MATERIAL FOR THIS EXERCISE:

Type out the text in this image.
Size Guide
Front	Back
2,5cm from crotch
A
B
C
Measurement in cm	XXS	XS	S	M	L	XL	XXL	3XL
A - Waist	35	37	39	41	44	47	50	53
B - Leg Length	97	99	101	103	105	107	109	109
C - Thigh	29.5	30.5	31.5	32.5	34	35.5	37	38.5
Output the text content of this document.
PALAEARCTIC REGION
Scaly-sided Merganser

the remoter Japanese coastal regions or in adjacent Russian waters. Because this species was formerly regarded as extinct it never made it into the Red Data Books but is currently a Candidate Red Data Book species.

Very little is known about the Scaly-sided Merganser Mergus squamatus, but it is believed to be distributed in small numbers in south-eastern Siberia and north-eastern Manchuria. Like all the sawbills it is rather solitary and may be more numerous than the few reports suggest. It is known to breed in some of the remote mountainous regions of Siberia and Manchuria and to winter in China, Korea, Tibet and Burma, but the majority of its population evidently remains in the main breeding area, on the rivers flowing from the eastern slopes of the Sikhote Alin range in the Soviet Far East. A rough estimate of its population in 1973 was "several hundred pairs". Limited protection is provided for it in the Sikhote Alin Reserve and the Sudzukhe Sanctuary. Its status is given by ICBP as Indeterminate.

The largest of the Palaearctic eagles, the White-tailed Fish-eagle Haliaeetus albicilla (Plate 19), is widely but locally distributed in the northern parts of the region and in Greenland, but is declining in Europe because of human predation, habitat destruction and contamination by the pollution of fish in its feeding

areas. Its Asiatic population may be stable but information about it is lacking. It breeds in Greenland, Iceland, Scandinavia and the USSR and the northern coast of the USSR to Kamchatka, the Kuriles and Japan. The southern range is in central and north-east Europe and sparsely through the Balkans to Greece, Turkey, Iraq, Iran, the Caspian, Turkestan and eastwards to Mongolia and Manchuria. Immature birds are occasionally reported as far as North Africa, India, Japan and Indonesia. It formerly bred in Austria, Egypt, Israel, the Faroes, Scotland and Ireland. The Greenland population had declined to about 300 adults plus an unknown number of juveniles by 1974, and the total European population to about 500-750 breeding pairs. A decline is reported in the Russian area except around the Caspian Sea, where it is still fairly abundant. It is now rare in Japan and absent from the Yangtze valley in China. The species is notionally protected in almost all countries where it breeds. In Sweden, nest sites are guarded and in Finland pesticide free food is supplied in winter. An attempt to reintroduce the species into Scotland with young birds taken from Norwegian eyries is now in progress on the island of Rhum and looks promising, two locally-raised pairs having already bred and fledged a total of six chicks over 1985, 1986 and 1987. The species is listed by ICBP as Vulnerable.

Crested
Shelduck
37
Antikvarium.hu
...
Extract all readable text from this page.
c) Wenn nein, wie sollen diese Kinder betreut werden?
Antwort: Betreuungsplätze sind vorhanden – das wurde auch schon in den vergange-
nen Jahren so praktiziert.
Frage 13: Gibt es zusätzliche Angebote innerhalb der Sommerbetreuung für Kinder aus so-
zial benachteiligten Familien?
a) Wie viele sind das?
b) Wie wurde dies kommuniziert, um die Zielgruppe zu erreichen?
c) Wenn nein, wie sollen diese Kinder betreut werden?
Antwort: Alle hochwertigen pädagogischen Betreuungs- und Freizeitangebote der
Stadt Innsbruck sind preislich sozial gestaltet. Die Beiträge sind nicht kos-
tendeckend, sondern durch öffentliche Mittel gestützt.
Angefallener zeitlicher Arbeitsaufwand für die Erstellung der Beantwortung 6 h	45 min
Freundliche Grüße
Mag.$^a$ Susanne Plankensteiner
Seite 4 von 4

PROMPT:
Give the number of lines where the string "Merganser" occurs, without any further text.

TASK ANSWER:
2